• _What this task involves_:
Each entry must be reproduced precisely as it stands.

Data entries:

***

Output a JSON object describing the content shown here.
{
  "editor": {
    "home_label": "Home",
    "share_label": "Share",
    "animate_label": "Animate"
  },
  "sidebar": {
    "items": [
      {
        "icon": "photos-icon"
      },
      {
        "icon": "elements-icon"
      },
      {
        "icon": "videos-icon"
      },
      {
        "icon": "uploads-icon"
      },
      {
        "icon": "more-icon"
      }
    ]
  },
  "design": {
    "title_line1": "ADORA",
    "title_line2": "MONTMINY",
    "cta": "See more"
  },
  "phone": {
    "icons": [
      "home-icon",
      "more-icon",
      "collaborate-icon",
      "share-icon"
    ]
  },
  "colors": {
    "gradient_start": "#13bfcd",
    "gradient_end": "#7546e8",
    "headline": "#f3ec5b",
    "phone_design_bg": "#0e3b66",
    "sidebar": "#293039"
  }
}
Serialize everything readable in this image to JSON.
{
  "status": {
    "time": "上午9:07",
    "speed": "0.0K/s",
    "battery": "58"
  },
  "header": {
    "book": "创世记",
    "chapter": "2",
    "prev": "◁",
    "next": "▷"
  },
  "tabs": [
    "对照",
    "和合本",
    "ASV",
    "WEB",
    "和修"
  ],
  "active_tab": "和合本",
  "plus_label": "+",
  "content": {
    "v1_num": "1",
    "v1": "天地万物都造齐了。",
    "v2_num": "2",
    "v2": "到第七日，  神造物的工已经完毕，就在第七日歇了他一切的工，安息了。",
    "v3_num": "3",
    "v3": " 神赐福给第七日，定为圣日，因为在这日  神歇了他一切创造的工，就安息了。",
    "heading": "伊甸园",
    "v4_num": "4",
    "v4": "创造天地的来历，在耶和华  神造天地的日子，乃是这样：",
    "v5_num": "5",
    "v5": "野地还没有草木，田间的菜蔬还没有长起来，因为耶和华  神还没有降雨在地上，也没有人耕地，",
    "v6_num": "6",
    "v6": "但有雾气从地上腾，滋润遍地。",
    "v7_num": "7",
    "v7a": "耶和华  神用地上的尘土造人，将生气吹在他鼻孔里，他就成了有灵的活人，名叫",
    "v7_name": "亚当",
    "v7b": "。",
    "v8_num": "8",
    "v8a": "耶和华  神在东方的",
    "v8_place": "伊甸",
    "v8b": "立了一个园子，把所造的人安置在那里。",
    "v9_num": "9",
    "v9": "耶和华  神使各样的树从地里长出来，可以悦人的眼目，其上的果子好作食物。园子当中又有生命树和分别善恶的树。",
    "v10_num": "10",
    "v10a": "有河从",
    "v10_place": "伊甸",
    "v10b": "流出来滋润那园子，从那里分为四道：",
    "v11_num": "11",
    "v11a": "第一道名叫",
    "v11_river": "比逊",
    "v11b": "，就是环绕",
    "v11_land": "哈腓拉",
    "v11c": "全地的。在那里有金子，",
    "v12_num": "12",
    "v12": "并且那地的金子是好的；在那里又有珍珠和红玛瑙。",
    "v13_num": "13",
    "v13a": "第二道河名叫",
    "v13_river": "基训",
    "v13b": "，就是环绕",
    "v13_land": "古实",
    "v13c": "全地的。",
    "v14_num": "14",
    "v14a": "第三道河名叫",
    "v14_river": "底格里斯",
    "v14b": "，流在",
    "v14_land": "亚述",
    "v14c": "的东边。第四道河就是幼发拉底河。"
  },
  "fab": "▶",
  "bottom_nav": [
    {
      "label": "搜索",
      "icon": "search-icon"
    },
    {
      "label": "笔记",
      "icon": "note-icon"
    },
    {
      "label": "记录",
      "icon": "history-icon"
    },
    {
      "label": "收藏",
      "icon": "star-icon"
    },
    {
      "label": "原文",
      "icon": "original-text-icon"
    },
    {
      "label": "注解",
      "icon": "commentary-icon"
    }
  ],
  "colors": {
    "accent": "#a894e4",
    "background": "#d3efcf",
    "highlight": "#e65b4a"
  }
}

***

• _Complete output_:
Output a JSON object describing the content shown here.
{
  "editor": {
    "home_label": "Home",
    "share_label": "Share",
    "animate_label": "Animate"
  },
  "sidebar": {
    "items": [
      {
        "icon": "photos-icon"
      },
      {
        "icon": "elements-icon"
      },
      {
        "icon": "videos-icon"
      },
      {
        "icon": "uploads-icon"
      },
      {
        "icon": "more-icon"
      }
    ]
  },
  "design": {
    "title_line1": "ADORA",
    "title_line2": "MONTMINY",
    "cta": "See more"
  },
  "phone": {
    "icons": [
      "home-icon",
      "more-icon",
      "collaborate-icon",
      "share-icon"
    ]
  },
  "colors": {
    "gradient_start": "#13bfcd",
    "gradient_end": "#7546e8",
    "headline": "#f3ec5b",
    "phone_design_bg": "#0e3b66",
    "sidebar": "#293039"
  }
}
Serialize everything readable in this image to JSON.
{
  "status": {
    "time": "上午9:07",
    "speed": "0.0K/s",
    "battery": "58"
  },
  "header": {
    "book": "创世记",
    "chapter": "2",
    "prev": "◁",
    "next": "▷"
  },
  "tabs": [
    "对照",
    "和合本",
    "ASV",
    "WEB",
    "和修"
  ],
  "active_tab": "和合本",
  "plus_label": "+",
  "content": {
    "v1_num": "1",
    "v1": "天地万物都造齐了。",
    "v2_num": "2",
    "v2": "到第七日，  神造物的工已经完毕，就在第七日歇了他一切的工，安息了。",
    "v3_num": "3",
    "v3": " 神赐福给第七日，定为圣日，因为在这日  神歇了他一切创造的工，就安息了。",
    "heading": "伊甸园",
    "v4_num": "4",
    "v4": "创造天地的来历，在耶和华  神造天地的日子，乃是这样：",
    "v5_num": "5",
    "v5": "野地还没有草木，田间的菜蔬还没有长起来，因为耶和华  神还没有降雨在地上，也没有人耕地，",
    "v6_num": "6",
    "v6": "但有雾气从地上腾，滋润遍地。",
    "v7_num": "7",
    "v7a": "耶和华  神用地上的尘土造人，将生气吹在他鼻孔里，他就成了有灵的活人，名叫",
    "v7_name": "亚当",
    "v7b": "。",
    "v8_num": "8",
    "v8a": "耶和华  神在东方的",
    "v8_place": "伊甸",
    "v8b": "立了一个园子，把所造的人安置在那里。",
    "v9_num": "9",
    "v9": "耶和华  神使各样的树从地里长出来，可以悦人的眼目，其上的果子好作食物。园子当中又有生命树和分别善恶的树。",
    "v10_num": "10",
    "v10a": "有河从",
    "v10_place": "伊甸",
    "v10b": "流出来滋润那园子，从那里分为四道：",
    "v11_num": "11",
    "v11a": "第一道名叫",
    "v11_river": "比逊",
    "v11b": "，就是环绕",
    "v11_land": "哈腓拉",
    "v11c": "全地的。在那里有金子，",
    "v12_num": "12",
    "v12": "并且那地的金子是好的；在那里又有珍珠和红玛瑙。",
    "v13_num": "13",
    "v13a": "第二道河名叫",
    "v13_river": "基训",
    "v13b": "，就是环绕",
    "v13_land": "古实",
    "v13c": "全地的。",
    "v14_num": "14",
    "v14a": "第三道河名叫",
    "v14_river": "底格里斯",
    "v14b": "，流在",
    "v14_land": "亚述",
    "v14c": "的东边。第四道河就是幼发拉底河。"
  },
  "fab": "▶",
  "bottom_nav": [
    {
      "label": "搜索",
      "icon": "search-icon"
    },
    {
      "label": "笔记",
      "icon": "note-icon"
    },
    {
      "label": "记录",
      "icon": "history-icon"
    },
    {
      "label": "收藏",
      "icon": "star-icon"
    },
    {
      "label": "原文",
      "icon": "original-text-icon"
    },
    {
      "label": "注解",
      "icon": "commentary-icon"
    }
  ],
  "colors": {
    "accent": "#a894e4",
    "background": "#d3efcf",
    "highlight": "#e65b4a"
  }
}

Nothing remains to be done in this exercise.